- _EXERCISE INPUTS_:
··········
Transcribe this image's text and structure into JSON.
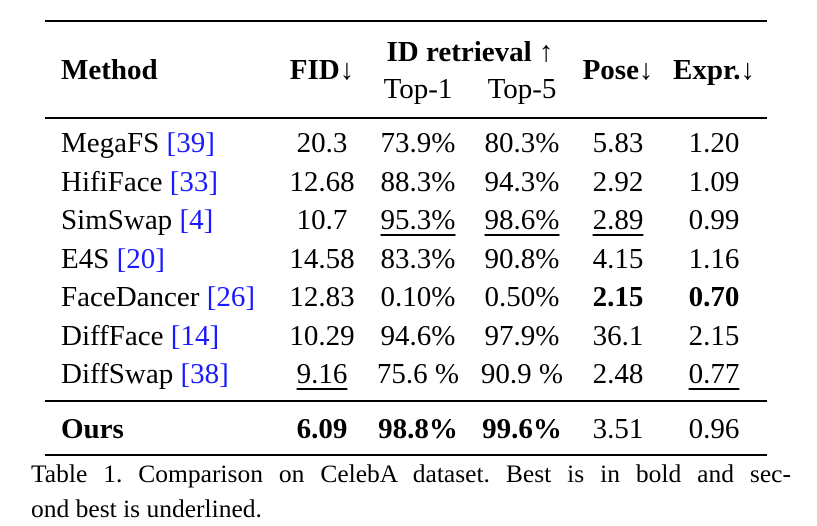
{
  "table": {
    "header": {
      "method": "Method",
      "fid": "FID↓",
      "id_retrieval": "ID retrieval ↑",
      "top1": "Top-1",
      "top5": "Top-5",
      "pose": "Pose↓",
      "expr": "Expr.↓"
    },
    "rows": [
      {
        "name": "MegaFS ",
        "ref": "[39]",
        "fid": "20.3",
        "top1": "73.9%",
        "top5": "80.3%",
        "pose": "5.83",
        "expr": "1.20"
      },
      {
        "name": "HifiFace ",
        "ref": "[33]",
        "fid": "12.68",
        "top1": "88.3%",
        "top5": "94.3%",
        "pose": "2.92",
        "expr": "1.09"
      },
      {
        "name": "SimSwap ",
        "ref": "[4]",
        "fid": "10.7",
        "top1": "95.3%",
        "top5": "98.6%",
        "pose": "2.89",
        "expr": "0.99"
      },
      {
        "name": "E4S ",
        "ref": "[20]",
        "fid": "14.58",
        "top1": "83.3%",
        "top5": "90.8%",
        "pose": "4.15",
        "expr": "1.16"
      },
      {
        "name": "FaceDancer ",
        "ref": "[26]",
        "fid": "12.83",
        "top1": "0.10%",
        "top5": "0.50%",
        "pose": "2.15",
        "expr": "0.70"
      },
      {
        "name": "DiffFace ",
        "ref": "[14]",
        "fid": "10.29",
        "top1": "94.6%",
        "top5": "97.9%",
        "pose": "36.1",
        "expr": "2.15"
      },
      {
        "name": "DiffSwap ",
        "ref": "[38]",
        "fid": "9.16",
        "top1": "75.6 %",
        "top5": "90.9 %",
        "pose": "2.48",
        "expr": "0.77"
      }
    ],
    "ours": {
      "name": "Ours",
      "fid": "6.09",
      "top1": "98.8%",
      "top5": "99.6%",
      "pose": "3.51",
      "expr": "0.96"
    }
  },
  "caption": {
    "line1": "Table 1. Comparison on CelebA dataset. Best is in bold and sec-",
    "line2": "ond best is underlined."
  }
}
··········
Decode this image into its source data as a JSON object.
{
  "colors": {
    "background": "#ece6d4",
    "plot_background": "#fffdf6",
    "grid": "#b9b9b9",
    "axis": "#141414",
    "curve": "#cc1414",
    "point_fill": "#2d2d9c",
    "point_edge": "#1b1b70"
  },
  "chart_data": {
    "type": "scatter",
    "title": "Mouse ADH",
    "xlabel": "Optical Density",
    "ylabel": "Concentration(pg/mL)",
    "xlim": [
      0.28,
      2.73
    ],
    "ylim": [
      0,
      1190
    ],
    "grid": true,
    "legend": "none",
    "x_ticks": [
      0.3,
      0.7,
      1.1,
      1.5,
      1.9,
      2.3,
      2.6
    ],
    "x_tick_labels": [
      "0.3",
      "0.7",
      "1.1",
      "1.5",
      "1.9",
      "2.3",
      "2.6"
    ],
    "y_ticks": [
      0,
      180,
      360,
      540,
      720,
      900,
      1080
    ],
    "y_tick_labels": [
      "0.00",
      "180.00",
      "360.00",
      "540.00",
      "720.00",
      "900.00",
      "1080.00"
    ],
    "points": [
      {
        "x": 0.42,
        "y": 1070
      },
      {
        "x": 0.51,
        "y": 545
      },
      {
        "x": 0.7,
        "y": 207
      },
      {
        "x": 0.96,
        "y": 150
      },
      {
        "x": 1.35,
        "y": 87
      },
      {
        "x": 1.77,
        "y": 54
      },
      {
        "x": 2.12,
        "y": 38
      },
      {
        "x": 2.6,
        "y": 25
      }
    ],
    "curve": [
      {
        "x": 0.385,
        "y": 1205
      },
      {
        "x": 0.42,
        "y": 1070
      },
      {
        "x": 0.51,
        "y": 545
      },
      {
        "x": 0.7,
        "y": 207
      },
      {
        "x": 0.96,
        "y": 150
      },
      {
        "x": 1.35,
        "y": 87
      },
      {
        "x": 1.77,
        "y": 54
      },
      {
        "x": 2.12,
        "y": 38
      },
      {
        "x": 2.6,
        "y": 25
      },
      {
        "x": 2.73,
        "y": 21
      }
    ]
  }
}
··········
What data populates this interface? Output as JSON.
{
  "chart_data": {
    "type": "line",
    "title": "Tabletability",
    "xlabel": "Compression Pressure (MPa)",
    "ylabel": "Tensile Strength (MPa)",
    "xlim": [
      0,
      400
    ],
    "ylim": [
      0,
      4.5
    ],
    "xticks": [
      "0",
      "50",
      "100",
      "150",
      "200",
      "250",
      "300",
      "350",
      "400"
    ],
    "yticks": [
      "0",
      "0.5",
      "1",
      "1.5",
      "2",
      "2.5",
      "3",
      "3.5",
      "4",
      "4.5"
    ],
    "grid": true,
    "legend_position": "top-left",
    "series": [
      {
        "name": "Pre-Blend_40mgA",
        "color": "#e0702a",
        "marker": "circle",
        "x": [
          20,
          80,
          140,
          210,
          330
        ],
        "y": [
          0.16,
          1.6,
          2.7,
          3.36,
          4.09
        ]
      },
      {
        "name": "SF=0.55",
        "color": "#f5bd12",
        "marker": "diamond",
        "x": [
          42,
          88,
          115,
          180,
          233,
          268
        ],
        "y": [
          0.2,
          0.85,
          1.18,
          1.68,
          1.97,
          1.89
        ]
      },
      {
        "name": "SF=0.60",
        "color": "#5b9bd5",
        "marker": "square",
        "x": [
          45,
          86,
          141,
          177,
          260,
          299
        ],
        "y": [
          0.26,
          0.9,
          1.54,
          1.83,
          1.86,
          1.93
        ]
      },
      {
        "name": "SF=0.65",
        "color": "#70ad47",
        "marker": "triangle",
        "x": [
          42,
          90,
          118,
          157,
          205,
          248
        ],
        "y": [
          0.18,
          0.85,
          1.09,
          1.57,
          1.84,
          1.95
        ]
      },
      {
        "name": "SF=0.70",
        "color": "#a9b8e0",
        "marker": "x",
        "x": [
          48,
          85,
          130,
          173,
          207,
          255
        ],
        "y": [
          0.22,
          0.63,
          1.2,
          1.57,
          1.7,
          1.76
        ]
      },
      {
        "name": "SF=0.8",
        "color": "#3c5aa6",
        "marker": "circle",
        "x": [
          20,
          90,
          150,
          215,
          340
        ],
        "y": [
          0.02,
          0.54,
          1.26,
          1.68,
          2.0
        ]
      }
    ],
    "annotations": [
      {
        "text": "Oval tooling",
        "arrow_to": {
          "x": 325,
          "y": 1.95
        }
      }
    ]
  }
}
··········
- _PROBLEM REQUIREMENTS_: Return every line from the records above that holds the word "xlabel".

- _COMPLETED EXERCISE_:
    "xlabel": "Optical Density",
    "xlabel": "Compression Pressure (MPa)",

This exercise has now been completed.